Lines of data ▸
---*---

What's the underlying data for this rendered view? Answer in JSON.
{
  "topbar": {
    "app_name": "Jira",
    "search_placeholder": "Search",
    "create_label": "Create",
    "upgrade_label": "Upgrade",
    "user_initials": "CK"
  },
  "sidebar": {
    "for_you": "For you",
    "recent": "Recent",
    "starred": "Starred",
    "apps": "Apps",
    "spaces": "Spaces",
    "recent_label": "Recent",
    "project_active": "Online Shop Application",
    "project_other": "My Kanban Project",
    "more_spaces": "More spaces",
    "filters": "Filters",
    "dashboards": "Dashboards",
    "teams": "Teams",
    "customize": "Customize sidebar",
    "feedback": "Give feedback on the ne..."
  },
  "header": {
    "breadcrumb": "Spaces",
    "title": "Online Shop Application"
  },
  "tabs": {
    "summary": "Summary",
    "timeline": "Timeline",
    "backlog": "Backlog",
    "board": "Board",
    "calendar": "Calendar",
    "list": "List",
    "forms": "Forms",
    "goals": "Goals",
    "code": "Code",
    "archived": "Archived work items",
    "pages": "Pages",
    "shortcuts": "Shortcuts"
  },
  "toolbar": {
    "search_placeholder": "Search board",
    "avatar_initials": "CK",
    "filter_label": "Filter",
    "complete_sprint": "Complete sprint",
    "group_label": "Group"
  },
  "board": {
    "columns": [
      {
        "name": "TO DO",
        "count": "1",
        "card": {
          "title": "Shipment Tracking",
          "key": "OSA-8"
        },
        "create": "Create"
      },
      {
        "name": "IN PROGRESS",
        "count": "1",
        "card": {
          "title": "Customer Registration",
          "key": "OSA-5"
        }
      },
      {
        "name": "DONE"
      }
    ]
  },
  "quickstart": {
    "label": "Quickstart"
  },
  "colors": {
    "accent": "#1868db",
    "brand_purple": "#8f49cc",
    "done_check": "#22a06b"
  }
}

---*---

Output an exact copy of each record.

Solution to this exercise ▸
What's the underlying data for this rendered view? Answer in JSON.
{
  "topbar": {
    "app_name": "Jira",
    "search_placeholder": "Search",
    "create_label": "Create",
    "upgrade_label": "Upgrade",
    "user_initials": "CK"
  },
  "sidebar": {
    "for_you": "For you",
    "recent": "Recent",
    "starred": "Starred",
    "apps": "Apps",
    "spaces": "Spaces",
    "recent_label": "Recent",
    "project_active": "Online Shop Application",
    "project_other": "My Kanban Project",
    "more_spaces": "More spaces",
    "filters": "Filters",
    "dashboards": "Dashboards",
    "teams": "Teams",
    "customize": "Customize sidebar",
    "feedback": "Give feedback on the ne..."
  },
  "header": {
    "breadcrumb": "Spaces",
    "title": "Online Shop Application"
  },
  "tabs": {
    "summary": "Summary",
    "timeline": "Timeline",
    "backlog": "Backlog",
    "board": "Board",
    "calendar": "Calendar",
    "list": "List",
    "forms": "Forms",
    "goals": "Goals",
    "code": "Code",
    "archived": "Archived work items",
    "pages": "Pages",
    "shortcuts": "Shortcuts"
  },
  "toolbar": {
    "search_placeholder": "Search board",
    "avatar_initials": "CK",
    "filter_label": "Filter",
    "complete_sprint": "Complete sprint",
    "group_label": "Group"
  },
  "board": {
    "columns": [
      {
        "name": "TO DO",
        "count": "1",
        "card": {
          "title": "Shipment Tracking",
          "key": "OSA-8"
        },
        "create": "Create"
      },
      {
        "name": "IN PROGRESS",
        "count": "1",
        "card": {
          "title": "Customer Registration",
          "key": "OSA-5"
        }
      },
      {
        "name": "DONE"
      }
    ]
  },
  "quickstart": {
    "label": "Quickstart"
  },
  "colors": {
    "accent": "#1868db",
    "brand_purple": "#8f49cc",
    "done_check": "#22a06b"
  }
}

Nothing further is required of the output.